* _Input rows_

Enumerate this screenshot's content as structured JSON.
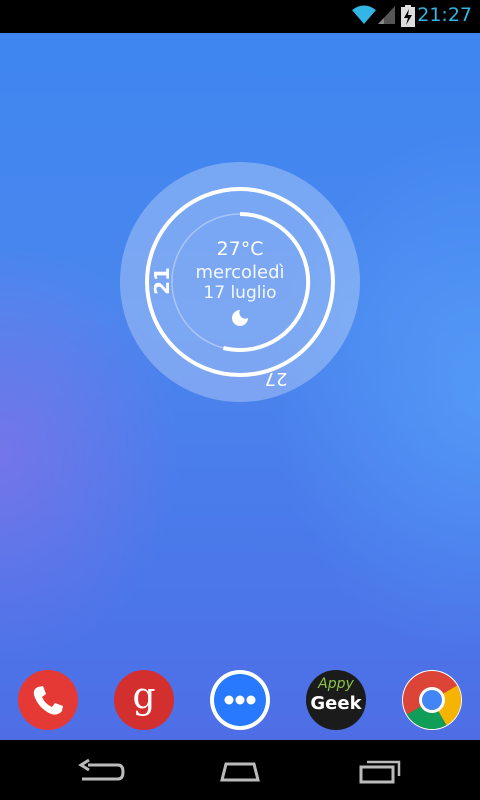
{
  "status_bar": {
    "time": "21:27",
    "icons": [
      "wifi-icon",
      "signal-icon",
      "battery-charging-icon"
    ],
    "accent_color": "#33b5e5"
  },
  "widget": {
    "temperature": "27°C",
    "day": "mercoledì",
    "date": "17 luglio",
    "hour": "21",
    "minute": "27",
    "weather_icon": "moon-icon"
  },
  "dock": {
    "apps": [
      {
        "name": "phone",
        "icon": "phone-icon",
        "color": "#e53935"
      },
      {
        "name": "google",
        "icon": "google-icon",
        "letter": "g",
        "color": "#d32f2f"
      },
      {
        "name": "app-drawer",
        "icon": "app-drawer-icon",
        "color": "#2979ff"
      },
      {
        "name": "appy-geek",
        "icon": "appy-geek-icon",
        "text_top": "Appy",
        "text_bottom": "Geek"
      },
      {
        "name": "chrome",
        "icon": "chrome-icon"
      }
    ]
  },
  "nav_bar": {
    "buttons": [
      "back-icon",
      "home-icon",
      "recent-apps-icon"
    ]
  }
}
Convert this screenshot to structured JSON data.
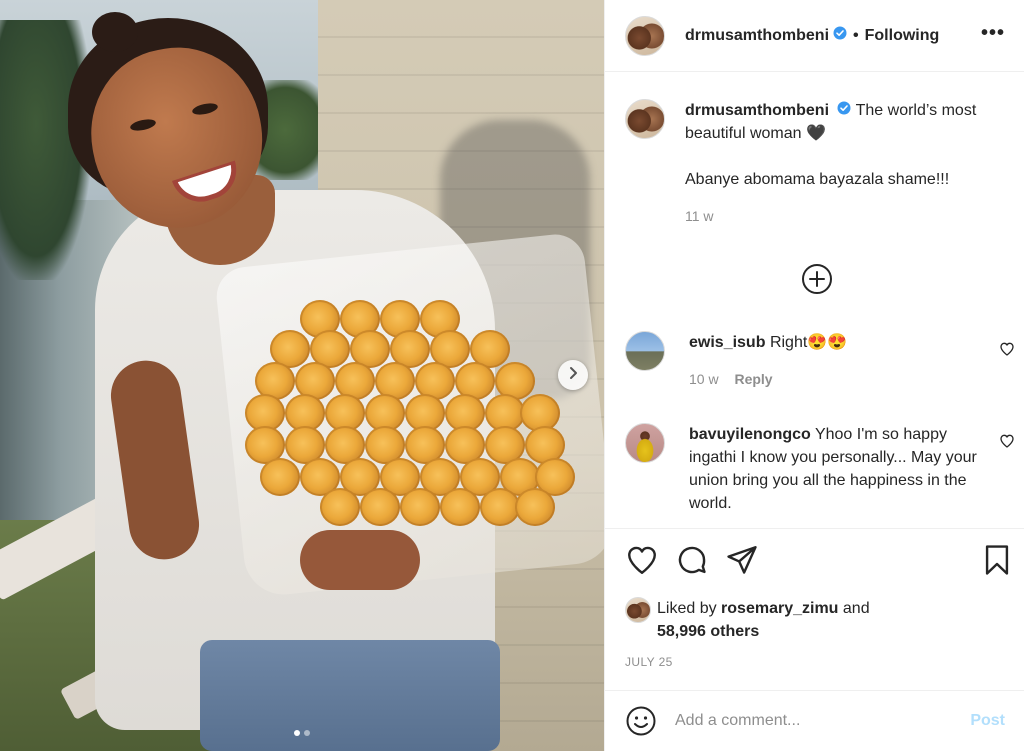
{
  "post": {
    "author": "drmusamthombeni",
    "follow_state": "Following",
    "separator": "•",
    "more": "•••"
  },
  "caption": {
    "username": "drmusamthombeni",
    "text_line1": "The world’s most beautiful woman 🖤",
    "text_line2": "Abanye abomama bayazala shame!!!",
    "time": "11 w"
  },
  "comments": [
    {
      "username": "ewis_isub",
      "text": "Right😍😍",
      "time": "10 w",
      "reply_label": "Reply"
    },
    {
      "username": "bavuyilenongco",
      "text": "Yhoo I'm so happy ingathi I know you personally... May your union bring you all the happiness in the world."
    }
  ],
  "likes": {
    "prefix": "Liked by",
    "user": "rosemary_zimu",
    "connector": "and",
    "others": "58,996 others"
  },
  "date": "JULY 25",
  "add_comment": {
    "placeholder": "Add a comment...",
    "post_label": "Post"
  },
  "carousel": {
    "current": 1,
    "total": 2
  },
  "colors": {
    "verified": "#3897f0",
    "post_disabled": "#b2dffc",
    "muted": "#8e8e8e"
  },
  "icons": [
    "heart-icon",
    "comment-icon",
    "share-icon",
    "bookmark-icon",
    "plus-circle-icon",
    "emoji-icon",
    "chevron-right-icon",
    "more-icon",
    "verified-icon"
  ]
}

* _What to do_
Show every line in the records above that contains the word "screenshot".

* _Exercise result_
Enumerate this screenshot's content as structured JSON.
Convert this screenshot to structured JSON data.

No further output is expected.